• [THE TASK]
Set down each line of the material that follows, exactly, with no pictures.

• [DATA FOR THIS TASK]
-----
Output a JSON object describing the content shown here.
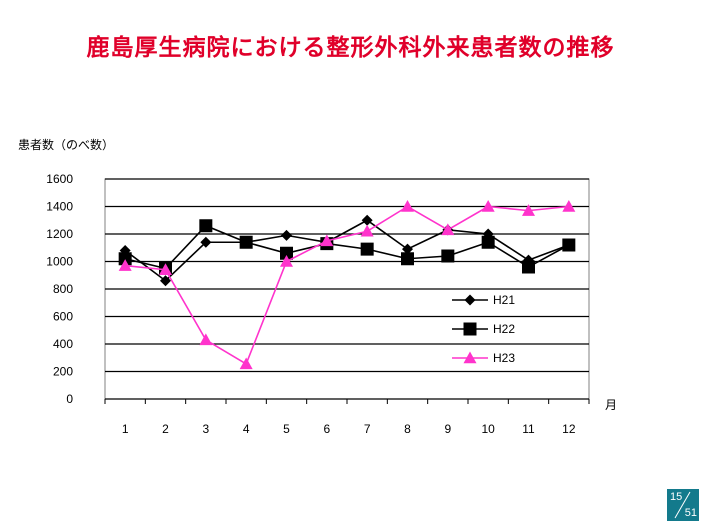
{
  "slide": {
    "title": "鹿島厚生病院における整形外科外来患者数の推移",
    "page_current": "15",
    "page_total": "51"
  },
  "chart_data": {
    "type": "line",
    "ylabel": "患者数（のべ数）",
    "xlabel": "月",
    "categories": [
      "1",
      "2",
      "3",
      "4",
      "5",
      "6",
      "7",
      "8",
      "9",
      "10",
      "11",
      "12"
    ],
    "ylim": [
      0,
      1600
    ],
    "yticks": [
      0,
      200,
      400,
      600,
      800,
      1000,
      1200,
      1400,
      1600
    ],
    "grid": true,
    "legend_position": "center-right",
    "series": [
      {
        "name": "H21",
        "marker": "diamond",
        "color": "#000000",
        "values": [
          1080,
          860,
          1140,
          1140,
          1190,
          1140,
          1300,
          1090,
          1230,
          1200,
          1010,
          1120
        ]
      },
      {
        "name": "H22",
        "marker": "square",
        "color": "#000000",
        "values": [
          1020,
          950,
          1260,
          1140,
          1060,
          1130,
          1090,
          1020,
          1040,
          1140,
          960,
          1120
        ]
      },
      {
        "name": "H23",
        "marker": "triangle",
        "color": "#ff33cc",
        "values": [
          970,
          940,
          430,
          255,
          1000,
          1150,
          1220,
          1400,
          1230,
          1400,
          1370,
          1400
        ]
      }
    ]
  }
}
-----
• [ANSWER BELOW]
Output a JSON object describing the content shown here.
{
  "slide": {
    "title": "鹿島厚生病院における整形外科外来患者数の推移",
    "page_current": "15",
    "page_total": "51"
  },
  "chart_data": {
    "type": "line",
    "ylabel": "患者数（のべ数）",
    "xlabel": "月",
    "categories": [
      "1",
      "2",
      "3",
      "4",
      "5",
      "6",
      "7",
      "8",
      "9",
      "10",
      "11",
      "12"
    ],
    "ylim": [
      0,
      1600
    ],
    "yticks": [
      0,
      200,
      400,
      600,
      800,
      1000,
      1200,
      1400,
      1600
    ],
    "grid": true,
    "legend_position": "center-right",
    "series": [
      {
        "name": "H21",
        "marker": "diamond",
        "color": "#000000",
        "values": [
          1080,
          860,
          1140,
          1140,
          1190,
          1140,
          1300,
          1090,
          1230,
          1200,
          1010,
          1120
        ]
      },
      {
        "name": "H22",
        "marker": "square",
        "color": "#000000",
        "values": [
          1020,
          950,
          1260,
          1140,
          1060,
          1130,
          1090,
          1020,
          1040,
          1140,
          960,
          1120
        ]
      },
      {
        "name": "H23",
        "marker": "triangle",
        "color": "#ff33cc",
        "values": [
          970,
          940,
          430,
          255,
          1000,
          1150,
          1220,
          1400,
          1230,
          1400,
          1370,
          1400
        ]
      }
    ]
  }
}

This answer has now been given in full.